Repeat the material verbatim and drop the pictures.

start

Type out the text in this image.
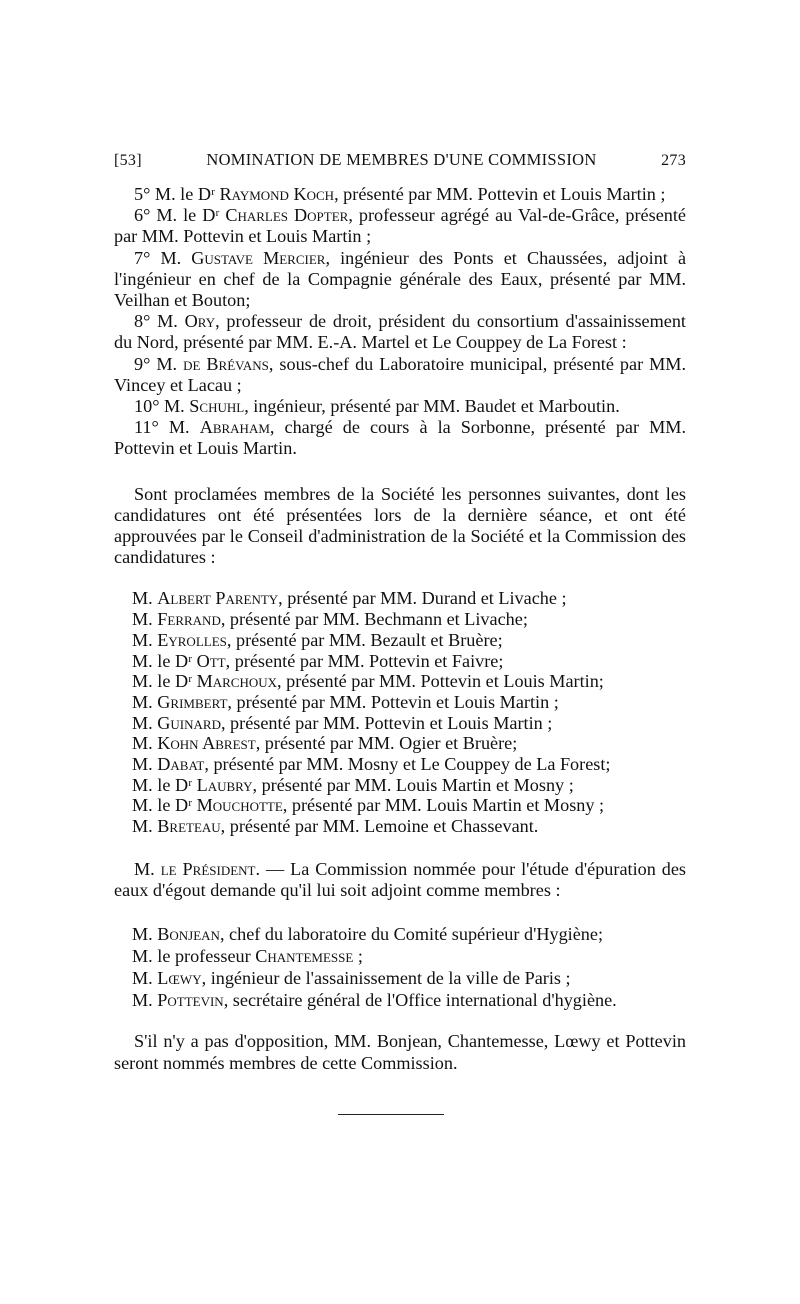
[53]	NOMINATION DE MEMBRES D'UNE COMMISSION	273

5° M. le Dʳ Raymond Koch, présenté par MM. Pottevin et Louis Martin ;

6° M. le Dʳ Charles Dopter, professeur agrégé au Val-de-Grâce, présenté par MM. Pottevin et Louis Martin ;

7° M. Gustave Mercier, ingénieur des Ponts et Chaussées, adjoint à l'ingénieur en chef de la Compagnie générale des Eaux, présenté par MM. Veilhan et Bouton;

8° M. Ory, professeur de droit, président du consortium d'assainissement du Nord, présenté par MM. E.-A. Martel et Le Couppey de La Forest :

9° M. de Brévans, sous-chef du Laboratoire municipal, présenté par MM. Vincey et Lacau ;

10° M. Schuhl, ingénieur, présenté par MM. Baudet et Marboutin.

11° M. Abraham, chargé de cours à la Sorbonne, présenté par MM. Pottevin et Louis Martin.

Sont proclamées membres de la Société les personnes suivantes, dont les candidatures ont été présentées lors de la dernière séance, et ont été approuvées par le Conseil d'administration de la Société et la Commission des candidatures :

M. Albert Parenty, présenté par MM. Durand et Livache ;
M. Ferrand, présenté par MM. Bechmann et Livache;
M. Eyrolles, présenté par MM. Bezault et Bruère;
M. le Dʳ Ott, présenté par MM. Pottevin et Faivre;
M. le Dʳ Marchoux, présenté par MM. Pottevin et Louis Martin;
M. Grimbert, présenté par MM. Pottevin et Louis Martin ;
M. Guinard, présenté par MM. Pottevin et Louis Martin ;
M. Kohn Abrest, présenté par MM. Ogier et Bruère;
M. Dabat, présenté par MM. Mosny et Le Couppey de La Forest;
M. le Dʳ Laubry, présenté par MM. Louis Martin et Mosny ;
M. le Dʳ Mouchotte, présenté par MM. Louis Martin et Mosny ;
M. Breteau, présenté par MM. Lemoine et Chassevant.

M. le Président. — La Commission nommée pour l'étude d'épuration des eaux d'égout demande qu'il lui soit adjoint comme membres :

M. Bonjean, chef du laboratoire du Comité supérieur d'Hygiène;
M. le professeur Chantemesse ;
M. Lœwy, ingénieur de l'assainissement de la ville de Paris ;
M. Pottevin, secrétaire général de l'Office international d'hygiène.

S'il n'y a pas d'opposition, MM. Bonjean, Chantemesse, Lœwy et Pottevin seront nommés membres de cette Commission.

end

**Answer for the task:**
Type out the text in this image.
[53]	NOMINATION DE MEMBRES D'UNE COMMISSION	273

5° M. le Dʳ Raymond Koch, présenté par MM. Pottevin et Louis Martin ;

6° M. le Dʳ Charles Dopter, professeur agrégé au Val-de-Grâce, présenté par MM. Pottevin et Louis Martin ;

7° M. Gustave Mercier, ingénieur des Ponts et Chaussées, adjoint à l'ingénieur en chef de la Compagnie générale des Eaux, présenté par MM. Veilhan et Bouton;

8° M. Ory, professeur de droit, président du consortium d'assainissement du Nord, présenté par MM. E.-A. Martel et Le Couppey de La Forest :

9° M. de Brévans, sous-chef du Laboratoire municipal, présenté par MM. Vincey et Lacau ;

10° M. Schuhl, ingénieur, présenté par MM. Baudet et Marboutin.

11° M. Abraham, chargé de cours à la Sorbonne, présenté par MM. Pottevin et Louis Martin.

Sont proclamées membres de la Société les personnes suivantes, dont les candidatures ont été présentées lors de la dernière séance, et ont été approuvées par le Conseil d'administration de la Société et la Commission des candidatures :

M. Albert Parenty, présenté par MM. Durand et Livache ;
M. Ferrand, présenté par MM. Bechmann et Livache;
M. Eyrolles, présenté par MM. Bezault et Bruère;
M. le Dʳ Ott, présenté par MM. Pottevin et Faivre;
M. le Dʳ Marchoux, présenté par MM. Pottevin et Louis Martin;
M. Grimbert, présenté par MM. Pottevin et Louis Martin ;
M. Guinard, présenté par MM. Pottevin et Louis Martin ;
M. Kohn Abrest, présenté par MM. Ogier et Bruère;
M. Dabat, présenté par MM. Mosny et Le Couppey de La Forest;
M. le Dʳ Laubry, présenté par MM. Louis Martin et Mosny ;
M. le Dʳ Mouchotte, présenté par MM. Louis Martin et Mosny ;
M. Breteau, présenté par MM. Lemoine et Chassevant.

M. le Président. — La Commission nommée pour l'étude d'épuration des eaux d'égout demande qu'il lui soit adjoint comme membres :

M. Bonjean, chef du laboratoire du Comité supérieur d'Hygiène;
M. le professeur Chantemesse ;
M. Lœwy, ingénieur de l'assainissement de la ville de Paris ;
M. Pottevin, secrétaire général de l'Office international d'hygiène.

S'il n'y a pas d'opposition, MM. Bonjean, Chantemesse, Lœwy et Pottevin seront nommés membres de cette Commission.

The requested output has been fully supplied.